▸ **Task instructions**:
Return all of the entries word for word, but omit the pictures they contain.

▸ **Items**:
::::

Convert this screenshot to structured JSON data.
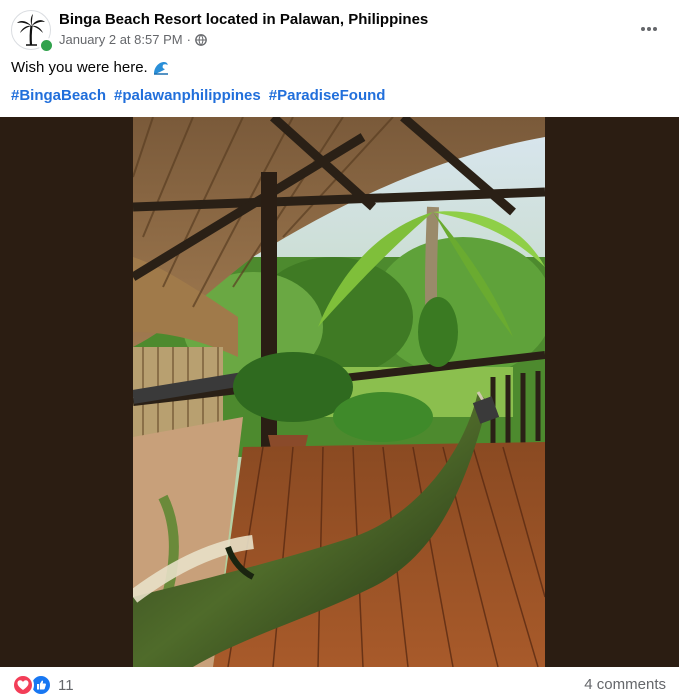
{
  "post": {
    "page_name": "Binga Beach Resort located in Palawan, Philippines",
    "date": "January 2 at 8:57 PM",
    "separator": "·",
    "privacy_icon": "globe-icon",
    "more_icon": "more-options-icon",
    "text": "Wish you were here.",
    "emoji": "wave-emoji",
    "hashtags": [
      "#BingaBeach",
      "#palawanphilippines",
      "#ParadiseFound"
    ]
  },
  "footer": {
    "reaction_icons": [
      "love-reaction-icon",
      "like-reaction-icon"
    ],
    "reaction_count": "11",
    "comments": "4 comments"
  },
  "colors": {
    "link": "#216fdb",
    "secondary_text": "#65676b",
    "online": "#31a24c",
    "love": "#f33e58",
    "like": "#1877f2",
    "media_background": "#2b1d12"
  }
}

::::

▸ **Full output**:
Convert this screenshot to structured JSON data.
{
  "post": {
    "page_name": "Binga Beach Resort located in Palawan, Philippines",
    "date": "January 2 at 8:57 PM",
    "separator": "·",
    "privacy_icon": "globe-icon",
    "more_icon": "more-options-icon",
    "text": "Wish you were here.",
    "emoji": "wave-emoji",
    "hashtags": [
      "#BingaBeach",
      "#palawanphilippines",
      "#ParadiseFound"
    ]
  },
  "footer": {
    "reaction_icons": [
      "love-reaction-icon",
      "like-reaction-icon"
    ],
    "reaction_count": "11",
    "comments": "4 comments"
  },
  "colors": {
    "link": "#216fdb",
    "secondary_text": "#65676b",
    "online": "#31a24c",
    "love": "#f33e58",
    "like": "#1877f2",
    "media_background": "#2b1d12"
  }
}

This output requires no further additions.